Your task » Below is a set of records; print all of them exactly as written.

Input »
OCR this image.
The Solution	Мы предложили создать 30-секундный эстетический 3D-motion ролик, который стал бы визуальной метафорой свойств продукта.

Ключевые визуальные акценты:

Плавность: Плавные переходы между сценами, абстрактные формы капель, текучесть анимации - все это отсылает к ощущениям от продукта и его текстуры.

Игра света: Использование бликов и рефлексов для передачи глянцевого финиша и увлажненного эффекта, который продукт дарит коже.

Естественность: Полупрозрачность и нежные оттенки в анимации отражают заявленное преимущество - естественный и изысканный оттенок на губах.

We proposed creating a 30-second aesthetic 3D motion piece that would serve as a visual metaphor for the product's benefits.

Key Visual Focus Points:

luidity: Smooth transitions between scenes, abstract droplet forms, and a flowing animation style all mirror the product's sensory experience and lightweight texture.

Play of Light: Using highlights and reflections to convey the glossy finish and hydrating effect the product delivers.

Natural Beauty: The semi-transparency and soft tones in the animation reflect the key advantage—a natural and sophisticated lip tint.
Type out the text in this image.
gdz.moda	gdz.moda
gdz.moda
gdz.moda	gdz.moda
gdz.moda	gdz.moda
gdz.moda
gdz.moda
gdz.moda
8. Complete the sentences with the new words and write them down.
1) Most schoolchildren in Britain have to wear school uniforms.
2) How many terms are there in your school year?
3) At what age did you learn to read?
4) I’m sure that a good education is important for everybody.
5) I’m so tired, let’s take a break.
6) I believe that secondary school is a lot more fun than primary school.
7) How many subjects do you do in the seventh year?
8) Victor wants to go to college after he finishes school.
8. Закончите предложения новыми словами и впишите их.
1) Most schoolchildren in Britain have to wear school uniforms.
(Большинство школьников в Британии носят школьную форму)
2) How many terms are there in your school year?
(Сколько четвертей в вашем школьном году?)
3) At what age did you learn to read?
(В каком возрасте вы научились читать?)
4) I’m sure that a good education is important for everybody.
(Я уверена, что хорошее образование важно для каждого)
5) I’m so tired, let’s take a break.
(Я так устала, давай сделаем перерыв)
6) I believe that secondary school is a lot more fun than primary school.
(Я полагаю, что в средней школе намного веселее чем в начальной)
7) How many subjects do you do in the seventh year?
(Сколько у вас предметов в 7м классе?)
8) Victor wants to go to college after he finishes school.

Solution to this problem »
OCR this image.
The Solution	Мы предложили создать 30-секундный эстетический 3D-motion ролик, который стал бы визуальной метафорой свойств продукта.

Ключевые визуальные акценты:

Плавность: Плавные переходы между сценами, абстрактные формы капель, текучесть анимации - все это отсылает к ощущениям от продукта и его текстуры.

Игра света: Использование бликов и рефлексов для передачи глянцевого финиша и увлажненного эффекта, который продукт дарит коже.

Естественность: Полупрозрачность и нежные оттенки в анимации отражают заявленное преимущество - естественный и изысканный оттенок на губах.

We proposed creating a 30-second aesthetic 3D motion piece that would serve as a visual metaphor for the product's benefits.

Key Visual Focus Points:

luidity: Smooth transitions between scenes, abstract droplet forms, and a flowing animation style all mirror the product's sensory experience and lightweight texture.

Play of Light: Using highlights and reflections to convey the glossy finish and hydrating effect the product delivers.

Natural Beauty: The semi-transparency and soft tones in the animation reflect the key advantage—a natural and sophisticated lip tint.
Type out the text in this image.
gdz.moda	gdz.moda
gdz.moda
gdz.moda	gdz.moda
gdz.moda	gdz.moda
gdz.moda
gdz.moda
gdz.moda
8. Complete the sentences with the new words and write them down.
1) Most schoolchildren in Britain have to wear school uniforms.
2) How many terms are there in your school year?
3) At what age did you learn to read?
4) I’m sure that a good education is important for everybody.
5) I’m so tired, let’s take a break.
6) I believe that secondary school is a lot more fun than primary school.
7) How many subjects do you do in the seventh year?
8) Victor wants to go to college after he finishes school.
8. Закончите предложения новыми словами и впишите их.
1) Most schoolchildren in Britain have to wear school uniforms.
(Большинство школьников в Британии носят школьную форму)
2) How many terms are there in your school year?
(Сколько четвертей в вашем школьном году?)
3) At what age did you learn to read?
(В каком возрасте вы научились читать?)
4) I’m sure that a good education is important for everybody.
(Я уверена, что хорошее образование важно для каждого)
5) I’m so tired, let’s take a break.
(Я так устала, давай сделаем перерыв)
6) I believe that secondary school is a lot more fun than primary school.
(Я полагаю, что в средней школе намного веселее чем в начальной)
7) How many subjects do you do in the seventh year?
(Сколько у вас предметов в 7м классе?)
8) Victor wants to go to college after he finishes school.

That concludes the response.